[THE TASK]: Once you have read the data below, write it all out exactly.
┌─ MATERIAL TO PROCESS
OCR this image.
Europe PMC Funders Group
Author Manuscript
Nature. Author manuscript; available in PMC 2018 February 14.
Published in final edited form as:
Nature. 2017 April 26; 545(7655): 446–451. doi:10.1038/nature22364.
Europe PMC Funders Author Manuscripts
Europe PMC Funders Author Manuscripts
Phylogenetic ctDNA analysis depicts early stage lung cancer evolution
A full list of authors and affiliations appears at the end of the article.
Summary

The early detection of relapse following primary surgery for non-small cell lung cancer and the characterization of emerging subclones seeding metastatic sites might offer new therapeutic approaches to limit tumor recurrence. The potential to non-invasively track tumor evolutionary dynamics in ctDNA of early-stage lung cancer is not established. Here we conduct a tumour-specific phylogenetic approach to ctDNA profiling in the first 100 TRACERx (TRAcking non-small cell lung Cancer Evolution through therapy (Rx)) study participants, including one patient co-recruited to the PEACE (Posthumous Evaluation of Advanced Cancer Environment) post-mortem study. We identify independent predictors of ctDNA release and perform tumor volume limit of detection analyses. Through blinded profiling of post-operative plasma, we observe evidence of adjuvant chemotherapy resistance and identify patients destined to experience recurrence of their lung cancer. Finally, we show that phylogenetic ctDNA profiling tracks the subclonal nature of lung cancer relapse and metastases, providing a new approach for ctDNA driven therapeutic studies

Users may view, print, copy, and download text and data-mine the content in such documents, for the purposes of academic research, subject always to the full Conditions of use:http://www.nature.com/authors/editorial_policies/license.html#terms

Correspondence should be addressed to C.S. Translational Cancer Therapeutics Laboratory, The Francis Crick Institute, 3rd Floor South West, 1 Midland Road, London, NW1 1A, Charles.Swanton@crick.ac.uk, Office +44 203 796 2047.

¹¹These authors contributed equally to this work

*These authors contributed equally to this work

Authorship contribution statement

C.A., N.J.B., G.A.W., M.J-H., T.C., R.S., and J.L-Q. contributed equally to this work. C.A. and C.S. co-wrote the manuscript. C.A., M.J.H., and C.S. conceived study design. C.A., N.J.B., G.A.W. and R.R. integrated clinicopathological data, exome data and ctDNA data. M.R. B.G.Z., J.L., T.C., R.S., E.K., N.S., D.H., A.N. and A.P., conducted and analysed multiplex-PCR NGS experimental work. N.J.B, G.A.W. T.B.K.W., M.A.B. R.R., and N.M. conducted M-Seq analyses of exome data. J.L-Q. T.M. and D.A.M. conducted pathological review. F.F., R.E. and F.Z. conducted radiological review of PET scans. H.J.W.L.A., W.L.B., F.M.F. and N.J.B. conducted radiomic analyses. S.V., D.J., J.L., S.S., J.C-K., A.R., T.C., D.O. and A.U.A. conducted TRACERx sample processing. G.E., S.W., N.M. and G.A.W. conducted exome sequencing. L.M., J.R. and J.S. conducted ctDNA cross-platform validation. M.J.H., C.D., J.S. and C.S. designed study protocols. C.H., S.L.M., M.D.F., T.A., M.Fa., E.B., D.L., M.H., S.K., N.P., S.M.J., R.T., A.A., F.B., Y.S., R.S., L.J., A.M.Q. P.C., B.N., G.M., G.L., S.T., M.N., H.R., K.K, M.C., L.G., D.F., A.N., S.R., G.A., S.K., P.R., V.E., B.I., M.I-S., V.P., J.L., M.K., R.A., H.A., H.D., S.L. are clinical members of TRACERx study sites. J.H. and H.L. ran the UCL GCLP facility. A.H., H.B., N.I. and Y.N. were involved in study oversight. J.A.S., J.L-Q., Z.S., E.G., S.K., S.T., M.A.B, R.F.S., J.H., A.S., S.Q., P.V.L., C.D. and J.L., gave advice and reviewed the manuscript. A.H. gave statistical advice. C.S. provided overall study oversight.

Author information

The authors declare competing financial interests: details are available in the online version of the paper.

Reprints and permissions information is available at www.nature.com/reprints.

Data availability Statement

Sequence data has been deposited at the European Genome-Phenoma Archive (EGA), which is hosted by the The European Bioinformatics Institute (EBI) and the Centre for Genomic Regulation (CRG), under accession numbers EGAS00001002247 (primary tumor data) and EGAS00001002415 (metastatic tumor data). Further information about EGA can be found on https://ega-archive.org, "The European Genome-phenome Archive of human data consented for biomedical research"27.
└─
[ANSWER SPACE]:
OCR this image.
Europe PMC Funders Group
Author Manuscript
Nature. Author manuscript; available in PMC 2018 February 14.
Published in final edited form as:
Nature. 2017 April 26; 545(7655): 446–451. doi:10.1038/nature22364.
Europe PMC Funders Author Manuscripts
Europe PMC Funders Author Manuscripts
Phylogenetic ctDNA analysis depicts early stage lung cancer evolution
A full list of authors and affiliations appears at the end of the article.
Summary

The early detection of relapse following primary surgery for non-small cell lung cancer and the characterization of emerging subclones seeding metastatic sites might offer new therapeutic approaches to limit tumor recurrence. The potential to non-invasively track tumor evolutionary dynamics in ctDNA of early-stage lung cancer is not established. Here we conduct a tumour-specific phylogenetic approach to ctDNA profiling in the first 100 TRACERx (TRAcking non-small cell lung Cancer Evolution through therapy (Rx)) study participants, including one patient co-recruited to the PEACE (Posthumous Evaluation of Advanced Cancer Environment) post-mortem study. We identify independent predictors of ctDNA release and perform tumor volume limit of detection analyses. Through blinded profiling of post-operative plasma, we observe evidence of adjuvant chemotherapy resistance and identify patients destined to experience recurrence of their lung cancer. Finally, we show that phylogenetic ctDNA profiling tracks the subclonal nature of lung cancer relapse and metastases, providing a new approach for ctDNA driven therapeutic studies

Users may view, print, copy, and download text and data-mine the content in such documents, for the purposes of academic research, subject always to the full Conditions of use:http://www.nature.com/authors/editorial_policies/license.html#terms

Correspondence should be addressed to C.S. Translational Cancer Therapeutics Laboratory, The Francis Crick Institute, 3rd Floor South West, 1 Midland Road, London, NW1 1A, Charles.Swanton@crick.ac.uk, Office +44 203 796 2047.

¹¹These authors contributed equally to this work

*These authors contributed equally to this work

Authorship contribution statement

C.A., N.J.B., G.A.W., M.J-H., T.C., R.S., and J.L-Q. contributed equally to this work. C.A. and C.S. co-wrote the manuscript. C.A., M.J.H., and C.S. conceived study design. C.A., N.J.B., G.A.W. and R.R. integrated clinicopathological data, exome data and ctDNA data. M.R. B.G.Z., J.L., T.C., R.S., E.K., N.S., D.H., A.N. and A.P., conducted and analysed multiplex-PCR NGS experimental work. N.J.B, G.A.W. T.B.K.W., M.A.B. R.R., and N.M. conducted M-Seq analyses of exome data. J.L-Q. T.M. and D.A.M. conducted pathological review. F.F., R.E. and F.Z. conducted radiological review of PET scans. H.J.W.L.A., W.L.B., F.M.F. and N.J.B. conducted radiomic analyses. S.V., D.J., J.L., S.S., J.C-K., A.R., T.C., D.O. and A.U.A. conducted TRACERx sample processing. G.E., S.W., N.M. and G.A.W. conducted exome sequencing. L.M., J.R. and J.S. conducted ctDNA cross-platform validation. M.J.H., C.D., J.S. and C.S. designed study protocols. C.H., S.L.M., M.D.F., T.A., M.Fa., E.B., D.L., M.H., S.K., N.P., S.M.J., R.T., A.A., F.B., Y.S., R.S., L.J., A.M.Q. P.C., B.N., G.M., G.L., S.T., M.N., H.R., K.K, M.C., L.G., D.F., A.N., S.R., G.A., S.K., P.R., V.E., B.I., M.I-S., V.P., J.L., M.K., R.A., H.A., H.D., S.L. are clinical members of TRACERx study sites. J.H. and H.L. ran the UCL GCLP facility. A.H., H.B., N.I. and Y.N. were involved in study oversight. J.A.S., J.L-Q., Z.S., E.G., S.K., S.T., M.A.B, R.F.S., J.H., A.S., S.Q., P.V.L., C.D. and J.L., gave advice and reviewed the manuscript. A.H. gave statistical advice. C.S. provided overall study oversight.

Author information

The authors declare competing financial interests: details are available in the online version of the paper.

Reprints and permissions information is available at www.nature.com/reprints.

Data availability Statement

Sequence data has been deposited at the European Genome-Phenoma Archive (EGA), which is hosted by the The European Bioinformatics Institute (EBI) and the Centre for Genomic Regulation (CRG), under accession numbers EGAS00001002247 (primary tumor data) and EGAS00001002415 (metastatic tumor data). Further information about EGA can be found on https://ega-archive.org, "The European Genome-phenome Archive of human data consented for biomedical research"27.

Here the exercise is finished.